**REQUIRED WORK**: Each line containing the word "structure" must be reported.
☆ ☆ ☆ ☆
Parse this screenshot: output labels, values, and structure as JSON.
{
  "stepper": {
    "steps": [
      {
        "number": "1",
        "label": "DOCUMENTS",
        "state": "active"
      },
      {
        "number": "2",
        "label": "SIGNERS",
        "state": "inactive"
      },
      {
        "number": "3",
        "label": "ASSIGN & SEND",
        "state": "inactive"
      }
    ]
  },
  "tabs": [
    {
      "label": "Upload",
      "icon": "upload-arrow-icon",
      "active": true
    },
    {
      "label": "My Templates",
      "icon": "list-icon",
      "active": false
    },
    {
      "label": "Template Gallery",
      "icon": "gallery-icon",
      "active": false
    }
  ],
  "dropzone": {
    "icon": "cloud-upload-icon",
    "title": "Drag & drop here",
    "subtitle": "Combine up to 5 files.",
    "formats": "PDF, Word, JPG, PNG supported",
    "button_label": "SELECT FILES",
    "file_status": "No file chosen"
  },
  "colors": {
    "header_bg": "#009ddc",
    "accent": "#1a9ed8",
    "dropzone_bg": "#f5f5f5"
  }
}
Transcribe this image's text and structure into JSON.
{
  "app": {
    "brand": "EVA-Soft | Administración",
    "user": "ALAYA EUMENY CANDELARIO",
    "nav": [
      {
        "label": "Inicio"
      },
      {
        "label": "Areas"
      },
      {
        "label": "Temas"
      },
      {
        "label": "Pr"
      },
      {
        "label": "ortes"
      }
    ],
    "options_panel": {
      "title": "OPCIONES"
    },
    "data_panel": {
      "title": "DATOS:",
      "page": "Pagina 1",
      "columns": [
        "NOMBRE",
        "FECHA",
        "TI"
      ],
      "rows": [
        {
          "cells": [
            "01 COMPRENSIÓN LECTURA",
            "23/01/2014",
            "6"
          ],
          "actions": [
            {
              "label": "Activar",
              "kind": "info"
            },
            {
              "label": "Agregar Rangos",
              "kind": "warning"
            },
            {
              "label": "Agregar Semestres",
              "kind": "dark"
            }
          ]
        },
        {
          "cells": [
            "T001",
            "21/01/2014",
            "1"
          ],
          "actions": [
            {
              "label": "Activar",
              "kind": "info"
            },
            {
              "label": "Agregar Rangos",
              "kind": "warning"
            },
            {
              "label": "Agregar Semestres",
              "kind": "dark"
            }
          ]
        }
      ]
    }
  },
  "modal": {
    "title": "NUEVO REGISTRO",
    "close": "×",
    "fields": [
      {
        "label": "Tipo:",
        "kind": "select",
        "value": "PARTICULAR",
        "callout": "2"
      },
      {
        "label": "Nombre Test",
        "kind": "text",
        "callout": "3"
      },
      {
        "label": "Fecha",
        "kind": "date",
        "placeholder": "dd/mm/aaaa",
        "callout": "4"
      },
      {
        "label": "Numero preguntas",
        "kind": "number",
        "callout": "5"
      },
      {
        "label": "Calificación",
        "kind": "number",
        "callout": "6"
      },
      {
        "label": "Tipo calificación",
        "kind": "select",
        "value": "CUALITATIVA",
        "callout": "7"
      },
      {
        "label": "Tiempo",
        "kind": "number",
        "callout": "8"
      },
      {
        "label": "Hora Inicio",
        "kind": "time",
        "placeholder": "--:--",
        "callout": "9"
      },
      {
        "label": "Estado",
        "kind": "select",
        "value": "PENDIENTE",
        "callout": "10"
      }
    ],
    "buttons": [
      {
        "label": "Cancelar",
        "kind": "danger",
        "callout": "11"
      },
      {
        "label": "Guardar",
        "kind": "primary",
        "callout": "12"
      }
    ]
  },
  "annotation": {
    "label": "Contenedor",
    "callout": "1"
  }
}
☆ ☆ ☆ ☆
**COMPLETE OUTPUT**:
Parse this screenshot: output labels, values, and structure as JSON.
Transcribe this image's text and structure into JSON.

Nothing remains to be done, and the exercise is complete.